═════ Dataset records ═════

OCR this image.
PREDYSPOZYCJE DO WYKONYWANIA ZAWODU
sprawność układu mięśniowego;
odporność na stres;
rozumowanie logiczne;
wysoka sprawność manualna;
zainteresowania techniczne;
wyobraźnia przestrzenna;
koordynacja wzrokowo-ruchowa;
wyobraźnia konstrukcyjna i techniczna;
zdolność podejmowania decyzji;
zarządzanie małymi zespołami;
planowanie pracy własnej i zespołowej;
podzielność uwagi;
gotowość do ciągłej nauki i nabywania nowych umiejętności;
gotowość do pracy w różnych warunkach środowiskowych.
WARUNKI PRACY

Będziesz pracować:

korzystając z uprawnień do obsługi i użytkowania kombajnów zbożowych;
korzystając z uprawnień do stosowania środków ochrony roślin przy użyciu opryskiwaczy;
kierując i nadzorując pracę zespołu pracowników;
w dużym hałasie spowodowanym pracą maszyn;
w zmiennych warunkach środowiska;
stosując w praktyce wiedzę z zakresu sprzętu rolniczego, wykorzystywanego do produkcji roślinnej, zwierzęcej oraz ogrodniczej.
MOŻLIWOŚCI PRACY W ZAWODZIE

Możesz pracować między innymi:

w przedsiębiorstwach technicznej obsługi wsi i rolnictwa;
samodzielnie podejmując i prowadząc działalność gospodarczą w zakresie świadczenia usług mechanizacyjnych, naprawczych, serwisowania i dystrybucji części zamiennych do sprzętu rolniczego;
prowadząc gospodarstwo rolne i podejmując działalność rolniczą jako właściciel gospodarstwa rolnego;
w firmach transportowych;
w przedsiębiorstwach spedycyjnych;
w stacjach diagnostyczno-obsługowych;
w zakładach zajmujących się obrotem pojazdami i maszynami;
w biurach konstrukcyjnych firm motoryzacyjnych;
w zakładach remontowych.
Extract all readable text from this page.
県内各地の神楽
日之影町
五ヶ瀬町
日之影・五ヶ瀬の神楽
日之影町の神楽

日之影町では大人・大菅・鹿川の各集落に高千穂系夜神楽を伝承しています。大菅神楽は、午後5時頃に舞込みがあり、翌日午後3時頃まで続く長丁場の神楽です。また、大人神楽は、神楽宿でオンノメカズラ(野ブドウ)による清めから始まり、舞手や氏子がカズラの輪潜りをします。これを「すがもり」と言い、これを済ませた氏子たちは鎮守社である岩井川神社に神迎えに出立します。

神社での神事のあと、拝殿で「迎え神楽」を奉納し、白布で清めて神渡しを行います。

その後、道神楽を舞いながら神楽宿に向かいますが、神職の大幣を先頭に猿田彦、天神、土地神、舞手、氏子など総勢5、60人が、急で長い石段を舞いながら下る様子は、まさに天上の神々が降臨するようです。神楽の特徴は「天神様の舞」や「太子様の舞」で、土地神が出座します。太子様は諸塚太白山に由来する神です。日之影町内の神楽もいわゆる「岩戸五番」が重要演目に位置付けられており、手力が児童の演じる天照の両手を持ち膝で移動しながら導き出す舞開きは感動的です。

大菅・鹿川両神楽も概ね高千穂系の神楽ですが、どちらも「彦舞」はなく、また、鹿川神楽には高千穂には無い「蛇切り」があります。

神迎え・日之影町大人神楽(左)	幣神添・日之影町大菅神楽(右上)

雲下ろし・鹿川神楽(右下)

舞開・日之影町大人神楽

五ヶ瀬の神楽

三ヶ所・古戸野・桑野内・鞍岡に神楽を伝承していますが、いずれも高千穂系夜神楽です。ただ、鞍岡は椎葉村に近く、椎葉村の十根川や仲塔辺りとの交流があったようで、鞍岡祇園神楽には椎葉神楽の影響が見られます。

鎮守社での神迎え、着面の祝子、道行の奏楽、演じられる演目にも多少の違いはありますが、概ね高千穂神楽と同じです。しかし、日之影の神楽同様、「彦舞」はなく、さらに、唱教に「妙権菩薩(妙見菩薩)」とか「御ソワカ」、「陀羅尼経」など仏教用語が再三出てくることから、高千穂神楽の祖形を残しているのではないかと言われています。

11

═════

:: Work to complete ::
Your task is to repeat each line of the material exactly.

:: Correct answer ::
OCR this image.
PREDYSPOZYCJE DO WYKONYWANIA ZAWODU
sprawność układu mięśniowego;
odporność na stres;
rozumowanie logiczne;
wysoka sprawność manualna;
zainteresowania techniczne;
wyobraźnia przestrzenna;
koordynacja wzrokowo-ruchowa;
wyobraźnia konstrukcyjna i techniczna;
zdolność podejmowania decyzji;
zarządzanie małymi zespołami;
planowanie pracy własnej i zespołowej;
podzielność uwagi;
gotowość do ciągłej nauki i nabywania nowych umiejętności;
gotowość do pracy w różnych warunkach środowiskowych.
WARUNKI PRACY

Będziesz pracować:

korzystając z uprawnień do obsługi i użytkowania kombajnów zbożowych;
korzystając z uprawnień do stosowania środków ochrony roślin przy użyciu opryskiwaczy;
kierując i nadzorując pracę zespołu pracowników;
w dużym hałasie spowodowanym pracą maszyn;
w zmiennych warunkach środowiska;
stosując w praktyce wiedzę z zakresu sprzętu rolniczego, wykorzystywanego do produkcji roślinnej, zwierzęcej oraz ogrodniczej.
MOŻLIWOŚCI PRACY W ZAWODZIE

Możesz pracować między innymi:

w przedsiębiorstwach technicznej obsługi wsi i rolnictwa;
samodzielnie podejmując i prowadząc działalność gospodarczą w zakresie świadczenia usług mechanizacyjnych, naprawczych, serwisowania i dystrybucji części zamiennych do sprzętu rolniczego;
prowadząc gospodarstwo rolne i podejmując działalność rolniczą jako właściciel gospodarstwa rolnego;
w firmach transportowych;
w przedsiębiorstwach spedycyjnych;
w stacjach diagnostyczno-obsługowych;
w zakładach zajmujących się obrotem pojazdami i maszynami;
w biurach konstrukcyjnych firm motoryzacyjnych;
w zakładach remontowych.
Extract all readable text from this page.
県内各地の神楽
日之影町
五ヶ瀬町
日之影・五ヶ瀬の神楽
日之影町の神楽

日之影町では大人・大菅・鹿川の各集落に高千穂系夜神楽を伝承しています。大菅神楽は、午後5時頃に舞込みがあり、翌日午後3時頃まで続く長丁場の神楽です。また、大人神楽は、神楽宿でオンノメカズラ(野ブドウ)による清めから始まり、舞手や氏子がカズラの輪潜りをします。これを「すがもり」と言い、これを済ませた氏子たちは鎮守社である岩井川神社に神迎えに出立します。

神社での神事のあと、拝殿で「迎え神楽」を奉納し、白布で清めて神渡しを行います。

その後、道神楽を舞いながら神楽宿に向かいますが、神職の大幣を先頭に猿田彦、天神、土地神、舞手、氏子など総勢5、60人が、急で長い石段を舞いながら下る様子は、まさに天上の神々が降臨するようです。神楽の特徴は「天神様の舞」や「太子様の舞」で、土地神が出座します。太子様は諸塚太白山に由来する神です。日之影町内の神楽もいわゆる「岩戸五番」が重要演目に位置付けられており、手力が児童の演じる天照の両手を持ち膝で移動しながら導き出す舞開きは感動的です。

大菅・鹿川両神楽も概ね高千穂系の神楽ですが、どちらも「彦舞」はなく、また、鹿川神楽には高千穂には無い「蛇切り」があります。

神迎え・日之影町大人神楽(左)	幣神添・日之影町大菅神楽(右上)

雲下ろし・鹿川神楽(右下)

舞開・日之影町大人神楽

五ヶ瀬の神楽

三ヶ所・古戸野・桑野内・鞍岡に神楽を伝承していますが、いずれも高千穂系夜神楽です。ただ、鞍岡は椎葉村に近く、椎葉村の十根川や仲塔辺りとの交流があったようで、鞍岡祇園神楽には椎葉神楽の影響が見られます。

鎮守社での神迎え、着面の祝子、道行の奏楽、演じられる演目にも多少の違いはありますが、概ね高千穂神楽と同じです。しかし、日之影の神楽同様、「彦舞」はなく、さらに、唱教に「妙権菩薩(妙見菩薩)」とか「御ソワカ」、「陀羅尼経」など仏教用語が再三出てくることから、高千穂神楽の祖形を残しているのではないかと言われています。

11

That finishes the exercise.